— Start of RECORD EXTRACTS —

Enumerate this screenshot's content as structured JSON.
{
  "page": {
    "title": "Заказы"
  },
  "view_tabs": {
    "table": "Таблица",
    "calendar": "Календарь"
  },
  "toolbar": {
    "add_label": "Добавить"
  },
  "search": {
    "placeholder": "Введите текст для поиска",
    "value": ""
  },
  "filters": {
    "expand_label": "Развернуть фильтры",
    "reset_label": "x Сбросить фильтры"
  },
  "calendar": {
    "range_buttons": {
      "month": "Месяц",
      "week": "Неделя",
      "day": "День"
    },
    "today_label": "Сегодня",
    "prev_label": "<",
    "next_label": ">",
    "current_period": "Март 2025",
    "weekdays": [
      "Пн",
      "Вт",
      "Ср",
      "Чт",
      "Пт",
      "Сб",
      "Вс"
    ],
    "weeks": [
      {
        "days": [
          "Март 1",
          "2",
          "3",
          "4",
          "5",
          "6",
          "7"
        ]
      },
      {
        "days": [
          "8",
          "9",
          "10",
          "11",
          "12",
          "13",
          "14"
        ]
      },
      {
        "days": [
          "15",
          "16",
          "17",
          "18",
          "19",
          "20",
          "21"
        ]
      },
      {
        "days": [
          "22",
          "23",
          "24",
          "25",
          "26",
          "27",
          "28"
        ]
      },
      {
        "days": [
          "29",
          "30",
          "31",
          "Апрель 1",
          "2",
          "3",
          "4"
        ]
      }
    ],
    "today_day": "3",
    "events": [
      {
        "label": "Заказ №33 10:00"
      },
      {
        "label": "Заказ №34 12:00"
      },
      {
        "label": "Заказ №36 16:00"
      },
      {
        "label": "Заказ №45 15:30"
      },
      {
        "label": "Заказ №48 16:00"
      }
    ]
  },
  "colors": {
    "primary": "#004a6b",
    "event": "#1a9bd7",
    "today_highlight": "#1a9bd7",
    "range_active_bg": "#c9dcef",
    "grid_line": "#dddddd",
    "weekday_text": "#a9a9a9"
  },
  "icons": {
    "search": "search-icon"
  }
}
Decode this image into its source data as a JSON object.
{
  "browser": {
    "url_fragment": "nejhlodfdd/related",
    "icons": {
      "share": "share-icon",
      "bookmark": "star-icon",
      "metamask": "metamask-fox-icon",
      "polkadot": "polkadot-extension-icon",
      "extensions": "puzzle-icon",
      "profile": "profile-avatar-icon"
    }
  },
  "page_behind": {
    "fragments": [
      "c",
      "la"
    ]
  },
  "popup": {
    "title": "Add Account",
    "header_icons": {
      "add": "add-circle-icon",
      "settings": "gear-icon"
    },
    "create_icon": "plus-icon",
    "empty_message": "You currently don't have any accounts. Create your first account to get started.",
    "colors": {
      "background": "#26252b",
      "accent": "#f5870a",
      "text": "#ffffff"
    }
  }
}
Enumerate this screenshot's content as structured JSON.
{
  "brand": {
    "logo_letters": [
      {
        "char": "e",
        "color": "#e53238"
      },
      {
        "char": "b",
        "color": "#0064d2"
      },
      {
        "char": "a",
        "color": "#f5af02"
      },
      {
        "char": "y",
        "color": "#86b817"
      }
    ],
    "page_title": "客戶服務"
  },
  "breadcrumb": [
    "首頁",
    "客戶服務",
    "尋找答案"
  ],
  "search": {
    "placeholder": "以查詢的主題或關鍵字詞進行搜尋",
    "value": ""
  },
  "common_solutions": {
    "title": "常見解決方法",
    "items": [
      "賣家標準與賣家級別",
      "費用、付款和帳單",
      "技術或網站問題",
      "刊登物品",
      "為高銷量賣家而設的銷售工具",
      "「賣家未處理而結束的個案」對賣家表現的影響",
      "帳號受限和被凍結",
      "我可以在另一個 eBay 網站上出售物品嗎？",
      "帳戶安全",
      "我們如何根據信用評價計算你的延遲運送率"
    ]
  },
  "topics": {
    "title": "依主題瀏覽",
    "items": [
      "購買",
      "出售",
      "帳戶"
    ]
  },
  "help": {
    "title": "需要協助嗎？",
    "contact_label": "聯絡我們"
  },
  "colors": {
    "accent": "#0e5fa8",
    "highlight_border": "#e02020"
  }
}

— End of RECORD EXTRACTS —

Copy all the lines, exactly.

● EXERCISE RESULT:
Enumerate this screenshot's content as structured JSON.
{
  "page": {
    "title": "Заказы"
  },
  "view_tabs": {
    "table": "Таблица",
    "calendar": "Календарь"
  },
  "toolbar": {
    "add_label": "Добавить"
  },
  "search": {
    "placeholder": "Введите текст для поиска",
    "value": ""
  },
  "filters": {
    "expand_label": "Развернуть фильтры",
    "reset_label": "x Сбросить фильтры"
  },
  "calendar": {
    "range_buttons": {
      "month": "Месяц",
      "week": "Неделя",
      "day": "День"
    },
    "today_label": "Сегодня",
    "prev_label": "<",
    "next_label": ">",
    "current_period": "Март 2025",
    "weekdays": [
      "Пн",
      "Вт",
      "Ср",
      "Чт",
      "Пт",
      "Сб",
      "Вс"
    ],
    "weeks": [
      {
        "days": [
          "Март 1",
          "2",
          "3",
          "4",
          "5",
          "6",
          "7"
        ]
      },
      {
        "days": [
          "8",
          "9",
          "10",
          "11",
          "12",
          "13",
          "14"
        ]
      },
      {
        "days": [
          "15",
          "16",
          "17",
          "18",
          "19",
          "20",
          "21"
        ]
      },
      {
        "days": [
          "22",
          "23",
          "24",
          "25",
          "26",
          "27",
          "28"
        ]
      },
      {
        "days": [
          "29",
          "30",
          "31",
          "Апрель 1",
          "2",
          "3",
          "4"
        ]
      }
    ],
    "today_day": "3",
    "events": [
      {
        "label": "Заказ №33 10:00"
      },
      {
        "label": "Заказ №34 12:00"
      },
      {
        "label": "Заказ №36 16:00"
      },
      {
        "label": "Заказ №45 15:30"
      },
      {
        "label": "Заказ №48 16:00"
      }
    ]
  },
  "colors": {
    "primary": "#004a6b",
    "event": "#1a9bd7",
    "today_highlight": "#1a9bd7",
    "range_active_bg": "#c9dcef",
    "grid_line": "#dddddd",
    "weekday_text": "#a9a9a9"
  },
  "icons": {
    "search": "search-icon"
  }
}
Decode this image into its source data as a JSON object.
{
  "browser": {
    "url_fragment": "nejhlodfdd/related",
    "icons": {
      "share": "share-icon",
      "bookmark": "star-icon",
      "metamask": "metamask-fox-icon",
      "polkadot": "polkadot-extension-icon",
      "extensions": "puzzle-icon",
      "profile": "profile-avatar-icon"
    }
  },
  "page_behind": {
    "fragments": [
      "c",
      "la"
    ]
  },
  "popup": {
    "title": "Add Account",
    "header_icons": {
      "add": "add-circle-icon",
      "settings": "gear-icon"
    },
    "create_icon": "plus-icon",
    "empty_message": "You currently don't have any accounts. Create your first account to get started.",
    "colors": {
      "background": "#26252b",
      "accent": "#f5870a",
      "text": "#ffffff"
    }
  }
}
Enumerate this screenshot's content as structured JSON.
{
  "brand": {
    "logo_letters": [
      {
        "char": "e",
        "color": "#e53238"
      },
      {
        "char": "b",
        "color": "#0064d2"
      },
      {
        "char": "a",
        "color": "#f5af02"
      },
      {
        "char": "y",
        "color": "#86b817"
      }
    ],
    "page_title": "客戶服務"
  },
  "breadcrumb": [
    "首頁",
    "客戶服務",
    "尋找答案"
  ],
  "search": {
    "placeholder": "以查詢的主題或關鍵字詞進行搜尋",
    "value": ""
  },
  "common_solutions": {
    "title": "常見解決方法",
    "items": [
      "賣家標準與賣家級別",
      "費用、付款和帳單",
      "技術或網站問題",
      "刊登物品",
      "為高銷量賣家而設的銷售工具",
      "「賣家未處理而結束的個案」對賣家表現的影響",
      "帳號受限和被凍結",
      "我可以在另一個 eBay 網站上出售物品嗎？",
      "帳戶安全",
      "我們如何根據信用評價計算你的延遲運送率"
    ]
  },
  "topics": {
    "title": "依主題瀏覽",
    "items": [
      "購買",
      "出售",
      "帳戶"
    ]
  },
  "help": {
    "title": "需要協助嗎？",
    "contact_label": "聯絡我們"
  },
  "colors": {
    "accent": "#0e5fa8",
    "highlight_border": "#e02020"
  }
}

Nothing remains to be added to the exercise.